Stored records
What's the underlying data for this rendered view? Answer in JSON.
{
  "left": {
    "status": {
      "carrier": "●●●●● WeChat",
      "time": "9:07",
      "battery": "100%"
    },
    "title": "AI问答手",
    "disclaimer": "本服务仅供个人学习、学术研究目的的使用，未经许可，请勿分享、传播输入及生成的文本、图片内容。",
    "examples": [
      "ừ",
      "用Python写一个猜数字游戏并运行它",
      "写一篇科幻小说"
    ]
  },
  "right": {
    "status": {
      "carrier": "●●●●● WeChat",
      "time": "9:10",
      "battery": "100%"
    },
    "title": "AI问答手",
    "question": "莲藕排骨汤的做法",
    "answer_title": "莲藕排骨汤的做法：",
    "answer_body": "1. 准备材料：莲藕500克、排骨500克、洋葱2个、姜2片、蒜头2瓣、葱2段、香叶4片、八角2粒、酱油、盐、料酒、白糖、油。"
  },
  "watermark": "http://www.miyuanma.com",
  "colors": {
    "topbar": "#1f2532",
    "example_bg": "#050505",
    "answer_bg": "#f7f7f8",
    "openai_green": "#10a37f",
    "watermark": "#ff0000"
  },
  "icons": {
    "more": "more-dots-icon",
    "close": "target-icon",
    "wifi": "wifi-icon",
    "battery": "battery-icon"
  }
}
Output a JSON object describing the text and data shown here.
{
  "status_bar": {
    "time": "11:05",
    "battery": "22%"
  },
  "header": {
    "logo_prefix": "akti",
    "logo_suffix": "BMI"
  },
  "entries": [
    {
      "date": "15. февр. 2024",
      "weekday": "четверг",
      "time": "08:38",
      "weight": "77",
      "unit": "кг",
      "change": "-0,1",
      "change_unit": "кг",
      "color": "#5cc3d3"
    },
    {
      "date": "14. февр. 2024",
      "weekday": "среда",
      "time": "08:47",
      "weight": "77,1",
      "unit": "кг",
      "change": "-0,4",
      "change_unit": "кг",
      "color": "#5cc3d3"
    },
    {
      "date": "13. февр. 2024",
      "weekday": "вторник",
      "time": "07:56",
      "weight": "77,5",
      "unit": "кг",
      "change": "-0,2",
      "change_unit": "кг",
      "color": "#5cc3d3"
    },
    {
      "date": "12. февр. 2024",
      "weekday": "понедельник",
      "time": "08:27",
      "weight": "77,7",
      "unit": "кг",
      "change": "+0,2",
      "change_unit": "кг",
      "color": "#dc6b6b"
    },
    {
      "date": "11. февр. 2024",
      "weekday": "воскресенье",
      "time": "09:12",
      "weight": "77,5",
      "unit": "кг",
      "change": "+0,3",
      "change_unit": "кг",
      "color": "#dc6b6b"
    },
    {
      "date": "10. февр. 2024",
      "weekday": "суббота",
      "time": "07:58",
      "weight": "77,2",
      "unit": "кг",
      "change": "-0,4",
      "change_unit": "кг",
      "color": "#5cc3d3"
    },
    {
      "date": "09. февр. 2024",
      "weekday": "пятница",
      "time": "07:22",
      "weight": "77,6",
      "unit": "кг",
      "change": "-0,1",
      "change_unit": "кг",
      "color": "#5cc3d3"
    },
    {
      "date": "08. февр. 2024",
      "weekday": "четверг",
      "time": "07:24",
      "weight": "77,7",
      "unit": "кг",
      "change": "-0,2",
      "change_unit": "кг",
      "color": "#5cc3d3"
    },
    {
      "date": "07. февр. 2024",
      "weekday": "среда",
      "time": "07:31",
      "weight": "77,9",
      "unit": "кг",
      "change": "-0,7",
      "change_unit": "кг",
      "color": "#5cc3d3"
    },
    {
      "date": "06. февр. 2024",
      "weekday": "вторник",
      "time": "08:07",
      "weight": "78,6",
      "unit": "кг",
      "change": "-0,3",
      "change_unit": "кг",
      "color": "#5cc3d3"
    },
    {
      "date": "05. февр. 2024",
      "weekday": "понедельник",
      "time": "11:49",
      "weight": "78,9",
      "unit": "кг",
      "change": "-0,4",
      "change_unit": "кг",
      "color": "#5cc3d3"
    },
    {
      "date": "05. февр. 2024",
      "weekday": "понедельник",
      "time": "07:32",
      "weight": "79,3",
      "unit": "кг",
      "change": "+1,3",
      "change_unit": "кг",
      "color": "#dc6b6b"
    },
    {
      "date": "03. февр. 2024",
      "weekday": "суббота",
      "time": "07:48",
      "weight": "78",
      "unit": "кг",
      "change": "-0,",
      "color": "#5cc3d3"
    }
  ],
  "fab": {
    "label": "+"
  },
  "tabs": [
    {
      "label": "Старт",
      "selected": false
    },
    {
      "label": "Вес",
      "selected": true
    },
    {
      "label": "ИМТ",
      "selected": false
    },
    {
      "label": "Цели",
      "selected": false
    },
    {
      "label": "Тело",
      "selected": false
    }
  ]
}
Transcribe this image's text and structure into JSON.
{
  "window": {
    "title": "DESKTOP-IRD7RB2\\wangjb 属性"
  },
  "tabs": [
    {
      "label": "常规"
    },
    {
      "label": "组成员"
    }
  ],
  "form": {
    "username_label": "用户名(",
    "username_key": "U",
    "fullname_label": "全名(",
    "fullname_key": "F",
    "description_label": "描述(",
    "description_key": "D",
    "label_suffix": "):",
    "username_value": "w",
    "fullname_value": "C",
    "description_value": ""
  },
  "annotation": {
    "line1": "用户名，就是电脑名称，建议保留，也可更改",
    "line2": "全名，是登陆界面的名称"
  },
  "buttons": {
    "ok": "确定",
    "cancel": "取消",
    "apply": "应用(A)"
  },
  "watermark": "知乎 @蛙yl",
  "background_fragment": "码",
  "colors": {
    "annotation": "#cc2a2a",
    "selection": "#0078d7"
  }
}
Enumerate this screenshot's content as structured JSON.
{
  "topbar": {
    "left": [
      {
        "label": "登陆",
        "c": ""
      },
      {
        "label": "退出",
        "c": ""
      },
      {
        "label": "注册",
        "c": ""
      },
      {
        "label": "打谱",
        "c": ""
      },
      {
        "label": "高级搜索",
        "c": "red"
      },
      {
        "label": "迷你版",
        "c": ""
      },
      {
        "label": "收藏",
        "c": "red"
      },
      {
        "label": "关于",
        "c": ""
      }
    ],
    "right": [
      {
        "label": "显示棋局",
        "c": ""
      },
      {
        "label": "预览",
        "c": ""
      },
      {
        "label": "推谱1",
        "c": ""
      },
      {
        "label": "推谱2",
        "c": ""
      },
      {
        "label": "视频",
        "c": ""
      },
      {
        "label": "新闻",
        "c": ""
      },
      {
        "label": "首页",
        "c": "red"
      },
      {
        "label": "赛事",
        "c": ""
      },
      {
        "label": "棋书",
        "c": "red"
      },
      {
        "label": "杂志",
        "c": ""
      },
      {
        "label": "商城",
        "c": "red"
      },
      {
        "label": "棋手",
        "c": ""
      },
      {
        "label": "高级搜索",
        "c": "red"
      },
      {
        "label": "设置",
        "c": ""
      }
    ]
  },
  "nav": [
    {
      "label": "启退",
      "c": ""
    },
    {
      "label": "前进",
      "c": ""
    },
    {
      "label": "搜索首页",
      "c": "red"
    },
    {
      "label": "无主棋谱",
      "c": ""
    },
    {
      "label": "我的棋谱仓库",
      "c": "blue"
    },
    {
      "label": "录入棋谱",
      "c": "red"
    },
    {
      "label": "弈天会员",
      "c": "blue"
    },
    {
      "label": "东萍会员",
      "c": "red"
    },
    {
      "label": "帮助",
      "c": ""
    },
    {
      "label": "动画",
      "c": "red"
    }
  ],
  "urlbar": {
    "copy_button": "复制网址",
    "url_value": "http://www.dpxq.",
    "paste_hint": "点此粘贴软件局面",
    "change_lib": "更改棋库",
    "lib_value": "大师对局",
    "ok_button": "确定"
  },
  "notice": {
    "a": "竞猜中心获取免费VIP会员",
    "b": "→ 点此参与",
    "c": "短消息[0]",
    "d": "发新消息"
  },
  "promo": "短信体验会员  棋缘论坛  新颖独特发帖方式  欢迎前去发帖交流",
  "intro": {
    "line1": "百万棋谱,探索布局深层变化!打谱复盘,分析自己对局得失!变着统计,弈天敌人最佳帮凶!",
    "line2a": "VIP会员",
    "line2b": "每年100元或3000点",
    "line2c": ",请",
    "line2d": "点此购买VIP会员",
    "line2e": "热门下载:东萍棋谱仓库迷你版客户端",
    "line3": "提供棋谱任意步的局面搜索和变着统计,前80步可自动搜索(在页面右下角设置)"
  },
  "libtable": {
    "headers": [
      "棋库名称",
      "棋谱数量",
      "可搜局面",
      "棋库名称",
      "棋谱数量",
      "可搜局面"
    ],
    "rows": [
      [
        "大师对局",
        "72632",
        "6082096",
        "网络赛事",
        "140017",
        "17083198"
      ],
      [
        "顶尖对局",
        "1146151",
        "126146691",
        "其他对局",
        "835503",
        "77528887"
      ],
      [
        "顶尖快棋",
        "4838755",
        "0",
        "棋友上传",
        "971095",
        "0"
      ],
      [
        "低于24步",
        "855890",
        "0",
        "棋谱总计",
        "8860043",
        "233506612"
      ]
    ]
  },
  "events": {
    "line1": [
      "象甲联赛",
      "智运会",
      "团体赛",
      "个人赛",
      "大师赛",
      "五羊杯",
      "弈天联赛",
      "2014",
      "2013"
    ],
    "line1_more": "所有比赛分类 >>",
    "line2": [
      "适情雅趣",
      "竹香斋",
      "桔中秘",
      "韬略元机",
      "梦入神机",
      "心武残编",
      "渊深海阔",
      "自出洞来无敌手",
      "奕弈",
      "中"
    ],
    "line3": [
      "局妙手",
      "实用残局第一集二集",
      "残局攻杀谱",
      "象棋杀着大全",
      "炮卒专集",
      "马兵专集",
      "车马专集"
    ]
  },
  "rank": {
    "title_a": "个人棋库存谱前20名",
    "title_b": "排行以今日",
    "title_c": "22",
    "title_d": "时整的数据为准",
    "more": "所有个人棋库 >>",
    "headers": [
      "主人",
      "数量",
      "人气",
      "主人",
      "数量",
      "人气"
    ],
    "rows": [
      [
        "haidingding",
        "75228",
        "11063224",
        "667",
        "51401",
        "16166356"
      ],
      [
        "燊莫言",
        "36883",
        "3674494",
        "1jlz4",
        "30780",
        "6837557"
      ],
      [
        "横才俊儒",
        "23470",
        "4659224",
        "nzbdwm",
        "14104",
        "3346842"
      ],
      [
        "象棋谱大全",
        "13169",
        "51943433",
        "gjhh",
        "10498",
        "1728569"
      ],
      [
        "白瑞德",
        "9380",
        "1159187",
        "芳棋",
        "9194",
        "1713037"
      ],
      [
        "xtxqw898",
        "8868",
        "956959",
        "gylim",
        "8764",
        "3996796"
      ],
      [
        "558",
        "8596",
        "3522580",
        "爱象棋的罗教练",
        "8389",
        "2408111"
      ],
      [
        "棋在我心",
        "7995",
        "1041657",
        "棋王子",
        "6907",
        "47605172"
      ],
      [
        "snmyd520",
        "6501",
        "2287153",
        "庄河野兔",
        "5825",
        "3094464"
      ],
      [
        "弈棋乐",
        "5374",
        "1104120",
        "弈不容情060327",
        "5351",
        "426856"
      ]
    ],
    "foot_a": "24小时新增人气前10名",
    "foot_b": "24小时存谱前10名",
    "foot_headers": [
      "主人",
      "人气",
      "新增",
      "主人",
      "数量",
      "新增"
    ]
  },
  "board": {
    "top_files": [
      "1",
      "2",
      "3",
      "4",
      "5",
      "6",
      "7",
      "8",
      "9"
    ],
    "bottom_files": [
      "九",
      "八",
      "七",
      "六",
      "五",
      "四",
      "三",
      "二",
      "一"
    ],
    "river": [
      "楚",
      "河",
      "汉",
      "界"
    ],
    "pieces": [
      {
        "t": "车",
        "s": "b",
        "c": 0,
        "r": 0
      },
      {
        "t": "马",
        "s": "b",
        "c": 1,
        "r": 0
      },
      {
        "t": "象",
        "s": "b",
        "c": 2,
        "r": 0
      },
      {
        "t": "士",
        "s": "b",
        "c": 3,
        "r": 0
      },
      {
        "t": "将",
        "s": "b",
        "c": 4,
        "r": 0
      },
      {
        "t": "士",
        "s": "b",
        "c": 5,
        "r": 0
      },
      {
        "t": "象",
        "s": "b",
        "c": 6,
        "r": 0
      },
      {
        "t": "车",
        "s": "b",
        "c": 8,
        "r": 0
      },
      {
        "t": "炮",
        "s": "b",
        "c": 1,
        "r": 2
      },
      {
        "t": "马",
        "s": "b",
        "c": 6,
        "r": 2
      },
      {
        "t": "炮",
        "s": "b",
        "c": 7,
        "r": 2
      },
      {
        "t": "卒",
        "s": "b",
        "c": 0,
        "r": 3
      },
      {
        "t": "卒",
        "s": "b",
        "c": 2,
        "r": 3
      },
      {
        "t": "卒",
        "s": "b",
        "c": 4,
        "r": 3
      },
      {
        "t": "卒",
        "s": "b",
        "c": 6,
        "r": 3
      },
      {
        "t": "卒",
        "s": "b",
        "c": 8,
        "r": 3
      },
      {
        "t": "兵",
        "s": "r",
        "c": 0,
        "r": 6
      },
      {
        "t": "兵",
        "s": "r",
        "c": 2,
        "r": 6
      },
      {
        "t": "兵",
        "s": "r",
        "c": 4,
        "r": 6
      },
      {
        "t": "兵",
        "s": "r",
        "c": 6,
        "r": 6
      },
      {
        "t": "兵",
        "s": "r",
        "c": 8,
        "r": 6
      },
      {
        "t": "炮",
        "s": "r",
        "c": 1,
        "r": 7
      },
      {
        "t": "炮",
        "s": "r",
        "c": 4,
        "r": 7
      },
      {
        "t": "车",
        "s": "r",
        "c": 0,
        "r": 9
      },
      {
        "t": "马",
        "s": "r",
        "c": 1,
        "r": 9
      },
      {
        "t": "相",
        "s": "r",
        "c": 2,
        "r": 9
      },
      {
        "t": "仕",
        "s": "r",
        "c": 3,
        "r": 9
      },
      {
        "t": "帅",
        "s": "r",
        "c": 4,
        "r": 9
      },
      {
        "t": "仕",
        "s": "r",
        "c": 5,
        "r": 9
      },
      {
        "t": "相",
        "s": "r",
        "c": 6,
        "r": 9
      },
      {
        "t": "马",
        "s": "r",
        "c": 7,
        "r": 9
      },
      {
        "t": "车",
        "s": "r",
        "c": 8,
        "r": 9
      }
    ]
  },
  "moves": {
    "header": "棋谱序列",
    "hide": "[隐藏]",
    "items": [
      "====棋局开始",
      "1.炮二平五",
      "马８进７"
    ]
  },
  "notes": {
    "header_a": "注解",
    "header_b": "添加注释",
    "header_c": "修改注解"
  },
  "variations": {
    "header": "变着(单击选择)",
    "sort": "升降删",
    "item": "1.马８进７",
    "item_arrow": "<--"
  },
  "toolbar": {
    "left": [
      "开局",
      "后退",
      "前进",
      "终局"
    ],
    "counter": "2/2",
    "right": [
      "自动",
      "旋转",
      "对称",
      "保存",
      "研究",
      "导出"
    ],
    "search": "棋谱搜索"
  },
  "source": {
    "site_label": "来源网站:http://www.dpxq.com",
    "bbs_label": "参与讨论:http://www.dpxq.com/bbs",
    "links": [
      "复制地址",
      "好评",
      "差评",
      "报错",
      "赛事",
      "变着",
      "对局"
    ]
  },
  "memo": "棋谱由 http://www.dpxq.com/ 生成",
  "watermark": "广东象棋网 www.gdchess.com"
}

• Problem description
Look through the entries above; copy every line holding the string "data".

• Completed task
What's the underlying data for this rendered view? Answer in JSON.
Output a JSON object describing the text and data shown here.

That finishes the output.